(A run of records)
----------------
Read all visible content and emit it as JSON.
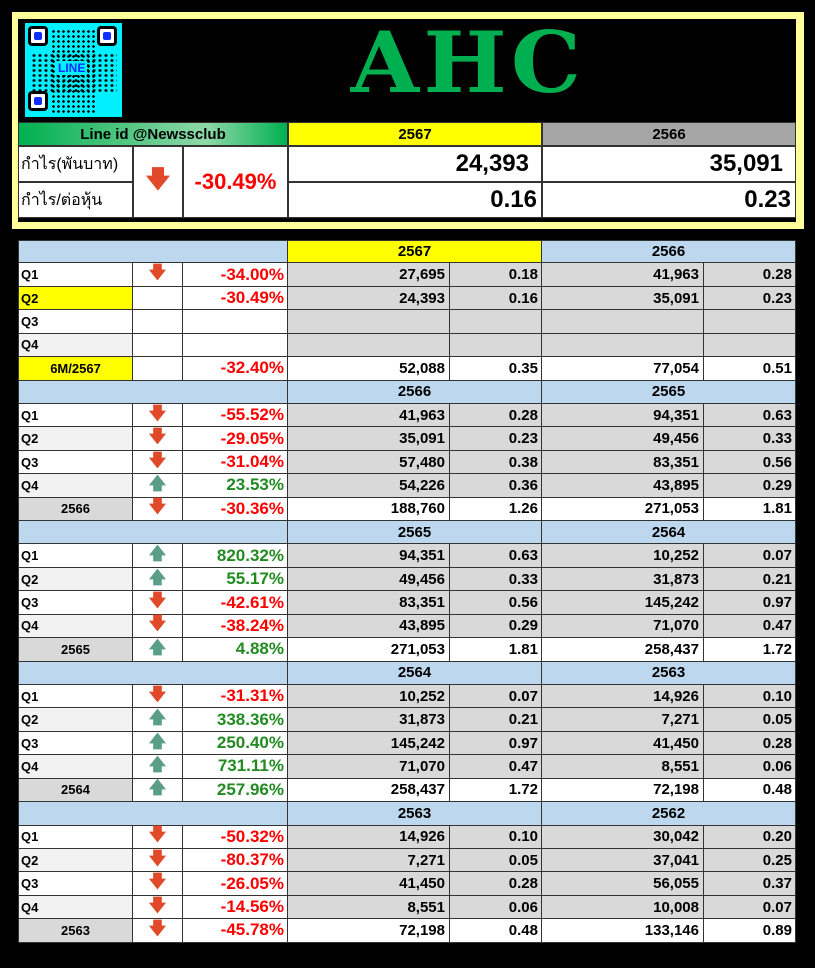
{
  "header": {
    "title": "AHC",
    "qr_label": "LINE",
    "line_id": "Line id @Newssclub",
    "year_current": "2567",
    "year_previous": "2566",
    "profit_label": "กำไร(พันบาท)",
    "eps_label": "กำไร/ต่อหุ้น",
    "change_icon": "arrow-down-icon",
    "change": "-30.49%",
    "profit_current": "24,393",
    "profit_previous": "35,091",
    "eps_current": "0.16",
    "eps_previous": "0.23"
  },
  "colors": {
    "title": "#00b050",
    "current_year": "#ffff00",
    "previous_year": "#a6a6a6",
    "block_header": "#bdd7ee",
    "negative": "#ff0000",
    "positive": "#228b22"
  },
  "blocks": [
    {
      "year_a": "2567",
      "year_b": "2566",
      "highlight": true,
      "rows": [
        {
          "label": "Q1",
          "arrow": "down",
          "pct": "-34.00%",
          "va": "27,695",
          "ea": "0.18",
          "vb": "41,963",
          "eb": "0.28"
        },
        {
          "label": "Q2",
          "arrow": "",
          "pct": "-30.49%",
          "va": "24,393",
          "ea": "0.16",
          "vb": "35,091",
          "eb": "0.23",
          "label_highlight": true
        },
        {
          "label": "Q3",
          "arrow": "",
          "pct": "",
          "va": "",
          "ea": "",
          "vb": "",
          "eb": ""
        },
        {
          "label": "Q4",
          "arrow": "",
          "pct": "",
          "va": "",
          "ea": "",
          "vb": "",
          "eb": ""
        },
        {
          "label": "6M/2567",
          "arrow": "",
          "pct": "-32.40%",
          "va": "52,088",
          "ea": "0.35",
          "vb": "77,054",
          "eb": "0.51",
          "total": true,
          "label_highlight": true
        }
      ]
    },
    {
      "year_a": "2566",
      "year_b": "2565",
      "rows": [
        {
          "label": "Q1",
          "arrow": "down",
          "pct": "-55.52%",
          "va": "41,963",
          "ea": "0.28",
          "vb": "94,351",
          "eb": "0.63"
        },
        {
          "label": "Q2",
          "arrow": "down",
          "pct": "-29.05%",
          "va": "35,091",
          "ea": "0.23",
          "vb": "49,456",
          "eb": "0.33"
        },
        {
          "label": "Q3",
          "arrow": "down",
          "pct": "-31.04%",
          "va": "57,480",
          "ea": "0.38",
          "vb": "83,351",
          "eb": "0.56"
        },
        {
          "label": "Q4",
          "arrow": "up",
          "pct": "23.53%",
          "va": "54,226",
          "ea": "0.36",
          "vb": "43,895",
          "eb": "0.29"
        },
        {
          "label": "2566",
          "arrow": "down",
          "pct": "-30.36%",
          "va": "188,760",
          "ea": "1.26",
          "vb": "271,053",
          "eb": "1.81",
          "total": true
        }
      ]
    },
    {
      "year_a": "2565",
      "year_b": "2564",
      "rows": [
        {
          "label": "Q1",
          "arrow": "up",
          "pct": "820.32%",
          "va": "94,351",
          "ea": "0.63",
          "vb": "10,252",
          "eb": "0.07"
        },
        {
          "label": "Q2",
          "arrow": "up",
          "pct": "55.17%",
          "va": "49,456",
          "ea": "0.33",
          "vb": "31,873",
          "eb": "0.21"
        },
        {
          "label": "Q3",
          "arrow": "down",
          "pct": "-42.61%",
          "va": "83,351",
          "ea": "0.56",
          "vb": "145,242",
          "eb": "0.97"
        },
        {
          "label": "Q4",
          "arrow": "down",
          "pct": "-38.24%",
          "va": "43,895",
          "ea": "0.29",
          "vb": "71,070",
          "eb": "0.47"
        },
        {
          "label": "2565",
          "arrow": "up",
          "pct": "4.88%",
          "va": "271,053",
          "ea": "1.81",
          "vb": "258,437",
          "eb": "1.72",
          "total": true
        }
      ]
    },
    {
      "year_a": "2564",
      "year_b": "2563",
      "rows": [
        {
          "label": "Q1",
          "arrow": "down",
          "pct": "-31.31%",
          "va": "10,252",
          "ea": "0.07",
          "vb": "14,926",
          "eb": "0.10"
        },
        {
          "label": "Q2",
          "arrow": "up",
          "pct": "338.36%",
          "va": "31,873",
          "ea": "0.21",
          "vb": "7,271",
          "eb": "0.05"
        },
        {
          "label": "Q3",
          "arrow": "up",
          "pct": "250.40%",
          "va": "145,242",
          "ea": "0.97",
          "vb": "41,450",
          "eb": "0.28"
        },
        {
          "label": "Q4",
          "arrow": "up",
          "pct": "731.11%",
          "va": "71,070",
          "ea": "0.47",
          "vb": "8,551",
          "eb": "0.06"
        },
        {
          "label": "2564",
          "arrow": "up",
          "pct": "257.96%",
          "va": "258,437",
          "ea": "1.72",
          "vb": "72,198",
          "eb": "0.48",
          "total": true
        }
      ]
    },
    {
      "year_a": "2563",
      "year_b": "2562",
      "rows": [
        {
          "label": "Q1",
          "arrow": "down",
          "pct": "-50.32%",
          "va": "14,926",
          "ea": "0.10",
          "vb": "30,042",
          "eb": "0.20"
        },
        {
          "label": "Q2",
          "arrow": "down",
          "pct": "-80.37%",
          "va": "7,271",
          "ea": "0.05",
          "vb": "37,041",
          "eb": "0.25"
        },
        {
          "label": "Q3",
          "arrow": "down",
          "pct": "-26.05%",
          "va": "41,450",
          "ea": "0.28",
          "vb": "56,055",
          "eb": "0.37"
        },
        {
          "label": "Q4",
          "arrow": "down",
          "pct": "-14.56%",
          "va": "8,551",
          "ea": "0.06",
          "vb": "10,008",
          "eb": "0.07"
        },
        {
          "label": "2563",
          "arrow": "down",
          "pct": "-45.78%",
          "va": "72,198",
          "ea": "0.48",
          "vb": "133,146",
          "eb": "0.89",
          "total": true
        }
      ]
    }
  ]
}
----------------
WHAT TO DO:
Take the entries shown above and quote them verbatim, passing over the pictures.

TASK RESPONSE:
Read all visible content and emit it as JSON.
{
  "header": {
    "title": "AHC",
    "qr_label": "LINE",
    "line_id": "Line id @Newssclub",
    "year_current": "2567",
    "year_previous": "2566",
    "profit_label": "กำไร(พันบาท)",
    "eps_label": "กำไร/ต่อหุ้น",
    "change_icon": "arrow-down-icon",
    "change": "-30.49%",
    "profit_current": "24,393",
    "profit_previous": "35,091",
    "eps_current": "0.16",
    "eps_previous": "0.23"
  },
  "colors": {
    "title": "#00b050",
    "current_year": "#ffff00",
    "previous_year": "#a6a6a6",
    "block_header": "#bdd7ee",
    "negative": "#ff0000",
    "positive": "#228b22"
  },
  "blocks": [
    {
      "year_a": "2567",
      "year_b": "2566",
      "highlight": true,
      "rows": [
        {
          "label": "Q1",
          "arrow": "down",
          "pct": "-34.00%",
          "va": "27,695",
          "ea": "0.18",
          "vb": "41,963",
          "eb": "0.28"
        },
        {
          "label": "Q2",
          "arrow": "",
          "pct": "-30.49%",
          "va": "24,393",
          "ea": "0.16",
          "vb": "35,091",
          "eb": "0.23",
          "label_highlight": true
        },
        {
          "label": "Q3",
          "arrow": "",
          "pct": "",
          "va": "",
          "ea": "",
          "vb": "",
          "eb": ""
        },
        {
          "label": "Q4",
          "arrow": "",
          "pct": "",
          "va": "",
          "ea": "",
          "vb": "",
          "eb": ""
        },
        {
          "label": "6M/2567",
          "arrow": "",
          "pct": "-32.40%",
          "va": "52,088",
          "ea": "0.35",
          "vb": "77,054",
          "eb": "0.51",
          "total": true,
          "label_highlight": true
        }
      ]
    },
    {
      "year_a": "2566",
      "year_b": "2565",
      "rows": [
        {
          "label": "Q1",
          "arrow": "down",
          "pct": "-55.52%",
          "va": "41,963",
          "ea": "0.28",
          "vb": "94,351",
          "eb": "0.63"
        },
        {
          "label": "Q2",
          "arrow": "down",
          "pct": "-29.05%",
          "va": "35,091",
          "ea": "0.23",
          "vb": "49,456",
          "eb": "0.33"
        },
        {
          "label": "Q3",
          "arrow": "down",
          "pct": "-31.04%",
          "va": "57,480",
          "ea": "0.38",
          "vb": "83,351",
          "eb": "0.56"
        },
        {
          "label": "Q4",
          "arrow": "up",
          "pct": "23.53%",
          "va": "54,226",
          "ea": "0.36",
          "vb": "43,895",
          "eb": "0.29"
        },
        {
          "label": "2566",
          "arrow": "down",
          "pct": "-30.36%",
          "va": "188,760",
          "ea": "1.26",
          "vb": "271,053",
          "eb": "1.81",
          "total": true
        }
      ]
    },
    {
      "year_a": "2565",
      "year_b": "2564",
      "rows": [
        {
          "label": "Q1",
          "arrow": "up",
          "pct": "820.32%",
          "va": "94,351",
          "ea": "0.63",
          "vb": "10,252",
          "eb": "0.07"
        },
        {
          "label": "Q2",
          "arrow": "up",
          "pct": "55.17%",
          "va": "49,456",
          "ea": "0.33",
          "vb": "31,873",
          "eb": "0.21"
        },
        {
          "label": "Q3",
          "arrow": "down",
          "pct": "-42.61%",
          "va": "83,351",
          "ea": "0.56",
          "vb": "145,242",
          "eb": "0.97"
        },
        {
          "label": "Q4",
          "arrow": "down",
          "pct": "-38.24%",
          "va": "43,895",
          "ea": "0.29",
          "vb": "71,070",
          "eb": "0.47"
        },
        {
          "label": "2565",
          "arrow": "up",
          "pct": "4.88%",
          "va": "271,053",
          "ea": "1.81",
          "vb": "258,437",
          "eb": "1.72",
          "total": true
        }
      ]
    },
    {
      "year_a": "2564",
      "year_b": "2563",
      "rows": [
        {
          "label": "Q1",
          "arrow": "down",
          "pct": "-31.31%",
          "va": "10,252",
          "ea": "0.07",
          "vb": "14,926",
          "eb": "0.10"
        },
        {
          "label": "Q2",
          "arrow": "up",
          "pct": "338.36%",
          "va": "31,873",
          "ea": "0.21",
          "vb": "7,271",
          "eb": "0.05"
        },
        {
          "label": "Q3",
          "arrow": "up",
          "pct": "250.40%",
          "va": "145,242",
          "ea": "0.97",
          "vb": "41,450",
          "eb": "0.28"
        },
        {
          "label": "Q4",
          "arrow": "up",
          "pct": "731.11%",
          "va": "71,070",
          "ea": "0.47",
          "vb": "8,551",
          "eb": "0.06"
        },
        {
          "label": "2564",
          "arrow": "up",
          "pct": "257.96%",
          "va": "258,437",
          "ea": "1.72",
          "vb": "72,198",
          "eb": "0.48",
          "total": true
        }
      ]
    },
    {
      "year_a": "2563",
      "year_b": "2562",
      "rows": [
        {
          "label": "Q1",
          "arrow": "down",
          "pct": "-50.32%",
          "va": "14,926",
          "ea": "0.10",
          "vb": "30,042",
          "eb": "0.20"
        },
        {
          "label": "Q2",
          "arrow": "down",
          "pct": "-80.37%",
          "va": "7,271",
          "ea": "0.05",
          "vb": "37,041",
          "eb": "0.25"
        },
        {
          "label": "Q3",
          "arrow": "down",
          "pct": "-26.05%",
          "va": "41,450",
          "ea": "0.28",
          "vb": "56,055",
          "eb": "0.37"
        },
        {
          "label": "Q4",
          "arrow": "down",
          "pct": "-14.56%",
          "va": "8,551",
          "ea": "0.06",
          "vb": "10,008",
          "eb": "0.07"
        },
        {
          "label": "2563",
          "arrow": "down",
          "pct": "-45.78%",
          "va": "72,198",
          "ea": "0.48",
          "vb": "133,146",
          "eb": "0.89",
          "total": true
        }
      ]
    }
  ]
}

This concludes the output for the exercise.